### WHAT YOU WILL DO
In the entries below, find every line holding the string "sigma" and collect it.

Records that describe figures
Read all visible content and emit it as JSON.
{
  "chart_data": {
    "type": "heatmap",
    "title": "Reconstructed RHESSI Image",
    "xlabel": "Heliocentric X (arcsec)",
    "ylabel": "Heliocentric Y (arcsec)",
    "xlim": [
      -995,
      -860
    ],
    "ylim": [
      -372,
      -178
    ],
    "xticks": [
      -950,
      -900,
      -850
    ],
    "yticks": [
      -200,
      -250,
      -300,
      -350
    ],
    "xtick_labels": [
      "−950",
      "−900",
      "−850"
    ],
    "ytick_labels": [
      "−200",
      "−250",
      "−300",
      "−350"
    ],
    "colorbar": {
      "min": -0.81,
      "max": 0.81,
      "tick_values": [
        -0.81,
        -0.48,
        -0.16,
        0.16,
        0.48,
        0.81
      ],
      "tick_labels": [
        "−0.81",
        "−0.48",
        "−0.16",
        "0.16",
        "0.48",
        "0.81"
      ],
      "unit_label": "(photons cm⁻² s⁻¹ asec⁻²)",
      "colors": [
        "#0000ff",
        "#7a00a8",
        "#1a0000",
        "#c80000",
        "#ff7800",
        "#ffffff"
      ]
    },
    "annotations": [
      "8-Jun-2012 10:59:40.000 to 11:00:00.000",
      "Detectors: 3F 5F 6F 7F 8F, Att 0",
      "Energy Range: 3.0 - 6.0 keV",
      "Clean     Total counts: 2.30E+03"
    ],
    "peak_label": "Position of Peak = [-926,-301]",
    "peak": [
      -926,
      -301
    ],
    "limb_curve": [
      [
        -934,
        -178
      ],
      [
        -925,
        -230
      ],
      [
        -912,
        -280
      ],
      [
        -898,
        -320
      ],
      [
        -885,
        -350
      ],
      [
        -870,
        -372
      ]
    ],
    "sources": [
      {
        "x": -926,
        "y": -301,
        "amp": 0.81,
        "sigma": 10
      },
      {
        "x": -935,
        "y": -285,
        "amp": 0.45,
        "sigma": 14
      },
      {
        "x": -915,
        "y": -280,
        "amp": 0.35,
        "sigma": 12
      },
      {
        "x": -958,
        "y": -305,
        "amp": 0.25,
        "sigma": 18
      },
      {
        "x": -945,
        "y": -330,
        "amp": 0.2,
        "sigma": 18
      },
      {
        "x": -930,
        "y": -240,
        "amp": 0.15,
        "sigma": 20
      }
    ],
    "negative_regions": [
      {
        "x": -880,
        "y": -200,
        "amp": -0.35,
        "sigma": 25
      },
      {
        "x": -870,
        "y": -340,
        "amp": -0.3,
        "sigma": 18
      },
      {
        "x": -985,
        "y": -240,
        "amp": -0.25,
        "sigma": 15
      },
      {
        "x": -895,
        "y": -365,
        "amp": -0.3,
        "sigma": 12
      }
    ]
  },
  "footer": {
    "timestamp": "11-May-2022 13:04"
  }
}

### OUTPUT
        "sigma": 10
        "sigma": 14
        "sigma": 12
        "sigma": 18
        "sigma": 18
        "sigma": 20
        "sigma": 25
        "sigma": 18
        "sigma": 15
        "sigma": 12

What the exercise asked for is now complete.